# What to work on:
Give the listing as a numbered list with blank lines dropped. Begin at its first line and stop after the line that contains "78, 692, 845]".

--- START OF Entries shown ---

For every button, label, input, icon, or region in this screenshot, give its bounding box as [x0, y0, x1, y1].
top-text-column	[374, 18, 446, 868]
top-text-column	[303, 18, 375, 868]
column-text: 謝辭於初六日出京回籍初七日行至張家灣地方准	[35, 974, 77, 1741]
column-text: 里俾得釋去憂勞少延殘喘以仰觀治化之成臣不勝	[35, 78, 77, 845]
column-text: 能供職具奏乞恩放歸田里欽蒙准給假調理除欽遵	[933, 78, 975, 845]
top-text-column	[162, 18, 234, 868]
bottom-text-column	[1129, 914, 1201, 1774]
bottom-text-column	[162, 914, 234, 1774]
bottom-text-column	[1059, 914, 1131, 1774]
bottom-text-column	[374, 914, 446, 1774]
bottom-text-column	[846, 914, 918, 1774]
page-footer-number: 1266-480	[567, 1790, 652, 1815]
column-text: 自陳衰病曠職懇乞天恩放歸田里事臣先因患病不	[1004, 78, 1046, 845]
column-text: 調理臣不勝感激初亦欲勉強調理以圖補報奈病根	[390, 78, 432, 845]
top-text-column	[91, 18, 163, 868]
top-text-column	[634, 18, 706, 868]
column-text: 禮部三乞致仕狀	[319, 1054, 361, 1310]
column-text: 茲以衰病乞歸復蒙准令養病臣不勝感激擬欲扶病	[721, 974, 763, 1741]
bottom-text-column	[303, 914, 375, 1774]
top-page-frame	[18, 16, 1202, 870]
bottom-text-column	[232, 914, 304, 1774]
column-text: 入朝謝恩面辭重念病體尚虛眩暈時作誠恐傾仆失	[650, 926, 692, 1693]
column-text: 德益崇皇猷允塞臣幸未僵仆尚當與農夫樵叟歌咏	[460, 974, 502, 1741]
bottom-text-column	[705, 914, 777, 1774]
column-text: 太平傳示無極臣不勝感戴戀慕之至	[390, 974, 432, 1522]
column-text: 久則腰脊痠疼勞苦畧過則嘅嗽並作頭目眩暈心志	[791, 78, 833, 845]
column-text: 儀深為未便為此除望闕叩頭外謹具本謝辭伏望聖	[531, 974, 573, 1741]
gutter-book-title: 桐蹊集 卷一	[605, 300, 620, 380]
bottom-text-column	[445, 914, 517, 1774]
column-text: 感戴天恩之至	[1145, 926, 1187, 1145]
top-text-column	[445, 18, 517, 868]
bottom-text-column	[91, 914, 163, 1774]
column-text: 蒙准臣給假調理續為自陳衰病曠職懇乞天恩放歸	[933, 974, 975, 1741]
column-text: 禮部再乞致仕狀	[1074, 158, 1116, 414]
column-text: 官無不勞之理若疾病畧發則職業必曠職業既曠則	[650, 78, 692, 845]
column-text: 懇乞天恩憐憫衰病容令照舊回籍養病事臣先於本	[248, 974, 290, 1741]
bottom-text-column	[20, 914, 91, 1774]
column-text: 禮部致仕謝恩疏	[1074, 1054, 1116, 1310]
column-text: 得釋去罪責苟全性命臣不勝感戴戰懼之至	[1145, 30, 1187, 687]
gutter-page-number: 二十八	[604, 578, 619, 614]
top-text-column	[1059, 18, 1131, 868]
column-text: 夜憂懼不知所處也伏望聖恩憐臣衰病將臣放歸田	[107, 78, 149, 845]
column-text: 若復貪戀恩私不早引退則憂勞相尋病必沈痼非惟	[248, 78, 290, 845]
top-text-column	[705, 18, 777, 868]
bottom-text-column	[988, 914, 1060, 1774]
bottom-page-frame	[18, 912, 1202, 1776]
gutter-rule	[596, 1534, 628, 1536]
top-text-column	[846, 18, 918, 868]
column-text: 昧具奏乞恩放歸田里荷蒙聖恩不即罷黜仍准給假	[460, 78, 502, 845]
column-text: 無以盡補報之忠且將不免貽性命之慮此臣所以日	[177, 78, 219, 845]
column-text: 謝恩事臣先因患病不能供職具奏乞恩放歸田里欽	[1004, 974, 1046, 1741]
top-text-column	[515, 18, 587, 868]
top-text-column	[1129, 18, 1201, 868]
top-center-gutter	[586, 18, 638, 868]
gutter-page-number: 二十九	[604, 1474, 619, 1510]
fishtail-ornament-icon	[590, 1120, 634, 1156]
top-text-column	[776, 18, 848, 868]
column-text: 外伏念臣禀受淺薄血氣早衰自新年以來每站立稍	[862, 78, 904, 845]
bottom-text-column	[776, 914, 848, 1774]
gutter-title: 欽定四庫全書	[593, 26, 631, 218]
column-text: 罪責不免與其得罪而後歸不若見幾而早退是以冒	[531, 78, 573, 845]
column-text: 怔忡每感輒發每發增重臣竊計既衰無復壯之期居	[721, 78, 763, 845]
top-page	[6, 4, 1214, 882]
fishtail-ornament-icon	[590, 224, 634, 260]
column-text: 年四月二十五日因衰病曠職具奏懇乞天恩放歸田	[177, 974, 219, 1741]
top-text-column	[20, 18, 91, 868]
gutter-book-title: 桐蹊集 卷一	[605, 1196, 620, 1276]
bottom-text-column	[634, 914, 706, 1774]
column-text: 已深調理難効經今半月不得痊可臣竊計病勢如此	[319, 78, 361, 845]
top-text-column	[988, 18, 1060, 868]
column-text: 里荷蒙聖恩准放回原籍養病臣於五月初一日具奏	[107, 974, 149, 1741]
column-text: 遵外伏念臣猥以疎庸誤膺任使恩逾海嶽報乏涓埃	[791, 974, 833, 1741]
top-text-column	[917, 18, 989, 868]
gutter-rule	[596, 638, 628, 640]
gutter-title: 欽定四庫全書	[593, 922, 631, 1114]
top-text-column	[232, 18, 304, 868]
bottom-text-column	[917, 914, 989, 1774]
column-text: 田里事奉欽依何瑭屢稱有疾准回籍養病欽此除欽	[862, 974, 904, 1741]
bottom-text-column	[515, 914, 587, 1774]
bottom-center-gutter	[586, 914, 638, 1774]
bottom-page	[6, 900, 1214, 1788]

--- END OF Entries shown ---

# Complete output:
1. For every button, label, input, icon, or region in this screenshot, give its bounding box as [x0, y0, x1, y1].
2. top-text-column	[374, 18, 446, 868]
3. top-text-column	[303, 18, 375, 868]
4. column-text: 謝辭於初六日出京回籍初七日行至張家灣地方准	[35, 974, 77, 1741]
5. column-text: 里俾得釋去憂勞少延殘喘以仰觀治化之成臣不勝	[35, 78, 77, 845]
6. column-text: 能供職具奏乞恩放歸田里欽蒙准給假調理除欽遵	[933, 78, 975, 845]
7. top-text-column	[162, 18, 234, 868]
8. bottom-text-column	[1129, 914, 1201, 1774]
9. bottom-text-column	[162, 914, 234, 1774]
10. bottom-text-column	[1059, 914, 1131, 1774]
11. bottom-text-column	[374, 914, 446, 1774]
12. bottom-text-column	[846, 914, 918, 1774]
13. page-footer-number: 1266-480	[567, 1790, 652, 1815]
14. column-text: 自陳衰病曠職懇乞天恩放歸田里事臣先因患病不	[1004, 78, 1046, 845]
15. column-text: 調理臣不勝感激初亦欲勉強調理以圖補報奈病根	[390, 78, 432, 845]
16. top-text-column	[91, 18, 163, 868]
17. top-text-column	[634, 18, 706, 868]
18. column-text: 禮部三乞致仕狀	[319, 1054, 361, 1310]
19. column-text: 茲以衰病乞歸復蒙准令養病臣不勝感激擬欲扶病	[721, 974, 763, 1741]
20. bottom-text-column	[303, 914, 375, 1774]
21. top-page-frame	[18, 16, 1202, 870]
22. bottom-text-column	[232, 914, 304, 1774]
23. column-text: 入朝謝恩面辭重念病體尚虛眩暈時作誠恐傾仆失	[650, 926, 692, 1693]
24. column-text: 德益崇皇猷允塞臣幸未僵仆尚當與農夫樵叟歌咏	[460, 974, 502, 1741]
25. bottom-text-column	[705, 914, 777, 1774]
26. column-text: 太平傳示無極臣不勝感戴戀慕之至	[390, 974, 432, 1522]
27. column-text: 久則腰脊痠疼勞苦畧過則嘅嗽並作頭目眩暈心志	[791, 78, 833, 845]
28. column-text: 儀深為未便為此除望闕叩頭外謹具本謝辭伏望聖	[531, 974, 573, 1741]
29. gutter-book-title: 桐蹊集 卷一	[605, 300, 620, 380]
30. bottom-text-column	[445, 914, 517, 1774]
31. column-text: 感戴天恩之至	[1145, 926, 1187, 1145]
32. top-text-column	[445, 18, 517, 868]
33. bottom-text-column	[91, 914, 163, 1774]
34. column-text: 蒙准臣給假調理續為自陳衰病曠職懇乞天恩放歸	[933, 974, 975, 1741]
35. column-text: 禮部再乞致仕狀	[1074, 158, 1116, 414]
36. column-text: 官無不勞之理若疾病畧發則職業必曠職業既曠則	[650, 78, 692, 845]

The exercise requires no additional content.